» Material shown:
··········
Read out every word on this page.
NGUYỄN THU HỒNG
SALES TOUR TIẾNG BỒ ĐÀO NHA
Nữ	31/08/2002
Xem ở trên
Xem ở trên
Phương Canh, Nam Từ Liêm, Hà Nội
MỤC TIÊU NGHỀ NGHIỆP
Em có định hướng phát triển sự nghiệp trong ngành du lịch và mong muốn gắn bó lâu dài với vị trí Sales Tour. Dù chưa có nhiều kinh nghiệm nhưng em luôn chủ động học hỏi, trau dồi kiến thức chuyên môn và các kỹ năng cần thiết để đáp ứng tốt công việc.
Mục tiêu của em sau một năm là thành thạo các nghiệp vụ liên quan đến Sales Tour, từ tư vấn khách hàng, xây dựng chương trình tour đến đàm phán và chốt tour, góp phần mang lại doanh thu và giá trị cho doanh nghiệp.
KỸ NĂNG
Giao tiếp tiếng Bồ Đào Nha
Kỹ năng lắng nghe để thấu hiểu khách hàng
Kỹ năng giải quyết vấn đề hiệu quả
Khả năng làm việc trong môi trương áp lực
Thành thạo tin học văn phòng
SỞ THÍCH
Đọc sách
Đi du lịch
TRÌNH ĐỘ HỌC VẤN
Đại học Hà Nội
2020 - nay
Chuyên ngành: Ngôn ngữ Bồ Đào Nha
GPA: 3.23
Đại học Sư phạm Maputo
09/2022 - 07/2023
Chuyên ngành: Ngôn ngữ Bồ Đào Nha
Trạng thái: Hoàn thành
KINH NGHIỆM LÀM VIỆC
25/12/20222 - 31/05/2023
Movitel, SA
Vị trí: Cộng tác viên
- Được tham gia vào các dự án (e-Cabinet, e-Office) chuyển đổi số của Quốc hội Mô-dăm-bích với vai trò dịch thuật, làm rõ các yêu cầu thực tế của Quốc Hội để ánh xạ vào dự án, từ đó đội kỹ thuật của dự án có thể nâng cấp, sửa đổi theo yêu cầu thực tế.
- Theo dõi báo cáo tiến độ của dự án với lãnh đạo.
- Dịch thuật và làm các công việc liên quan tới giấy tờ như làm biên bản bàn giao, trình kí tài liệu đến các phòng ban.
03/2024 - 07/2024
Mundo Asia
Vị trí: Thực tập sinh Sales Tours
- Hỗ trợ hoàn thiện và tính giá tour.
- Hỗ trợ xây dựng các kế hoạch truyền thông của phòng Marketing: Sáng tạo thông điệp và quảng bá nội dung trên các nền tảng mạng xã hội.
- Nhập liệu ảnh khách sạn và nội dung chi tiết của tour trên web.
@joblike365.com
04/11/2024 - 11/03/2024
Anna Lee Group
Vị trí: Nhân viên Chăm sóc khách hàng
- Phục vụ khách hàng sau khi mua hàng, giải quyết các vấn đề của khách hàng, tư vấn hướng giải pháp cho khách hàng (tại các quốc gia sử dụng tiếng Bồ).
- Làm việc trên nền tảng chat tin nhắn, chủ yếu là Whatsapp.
··········
» Written task: Extract all lines as given.

» The completed task:
Read out every word on this page.
NGUYỄN THU HỒNG
SALES TOUR TIẾNG BỒ ĐÀO NHA
Nữ	31/08/2002
Xem ở trên
Xem ở trên
Phương Canh, Nam Từ Liêm, Hà Nội
MỤC TIÊU NGHỀ NGHIỆP
Em có định hướng phát triển sự nghiệp trong ngành du lịch và mong muốn gắn bó lâu dài với vị trí Sales Tour. Dù chưa có nhiều kinh nghiệm nhưng em luôn chủ động học hỏi, trau dồi kiến thức chuyên môn và các kỹ năng cần thiết để đáp ứng tốt công việc.
Mục tiêu của em sau một năm là thành thạo các nghiệp vụ liên quan đến Sales Tour, từ tư vấn khách hàng, xây dựng chương trình tour đến đàm phán và chốt tour, góp phần mang lại doanh thu và giá trị cho doanh nghiệp.
KỸ NĂNG
Giao tiếp tiếng Bồ Đào Nha
Kỹ năng lắng nghe để thấu hiểu khách hàng
Kỹ năng giải quyết vấn đề hiệu quả
Khả năng làm việc trong môi trương áp lực
Thành thạo tin học văn phòng
SỞ THÍCH
Đọc sách
Đi du lịch
TRÌNH ĐỘ HỌC VẤN
Đại học Hà Nội
2020 - nay
Chuyên ngành: Ngôn ngữ Bồ Đào Nha
GPA: 3.23
Đại học Sư phạm Maputo
09/2022 - 07/2023
Chuyên ngành: Ngôn ngữ Bồ Đào Nha
Trạng thái: Hoàn thành
KINH NGHIỆM LÀM VIỆC
25/12/20222 - 31/05/2023
Movitel, SA
Vị trí: Cộng tác viên
- Được tham gia vào các dự án (e-Cabinet, e-Office) chuyển đổi số của Quốc hội Mô-dăm-bích với vai trò dịch thuật, làm rõ các yêu cầu thực tế của Quốc Hội để ánh xạ vào dự án, từ đó đội kỹ thuật của dự án có thể nâng cấp, sửa đổi theo yêu cầu thực tế.
- Theo dõi báo cáo tiến độ của dự án với lãnh đạo.
- Dịch thuật và làm các công việc liên quan tới giấy tờ như làm biên bản bàn giao, trình kí tài liệu đến các phòng ban.
03/2024 - 07/2024
Mundo Asia
Vị trí: Thực tập sinh Sales Tours
- Hỗ trợ hoàn thiện và tính giá tour.
- Hỗ trợ xây dựng các kế hoạch truyền thông của phòng Marketing: Sáng tạo thông điệp và quảng bá nội dung trên các nền tảng mạng xã hội.
- Nhập liệu ảnh khách sạn và nội dung chi tiết của tour trên web.
@joblike365.com
04/11/2024 - 11/03/2024
Anna Lee Group
Vị trí: Nhân viên Chăm sóc khách hàng
- Phục vụ khách hàng sau khi mua hàng, giải quyết các vấn đề của khách hàng, tư vấn hướng giải pháp cho khách hàng (tại các quốc gia sử dụng tiếng Bồ).
- Làm việc trên nền tảng chat tin nhắn, chủ yếu là Whatsapp.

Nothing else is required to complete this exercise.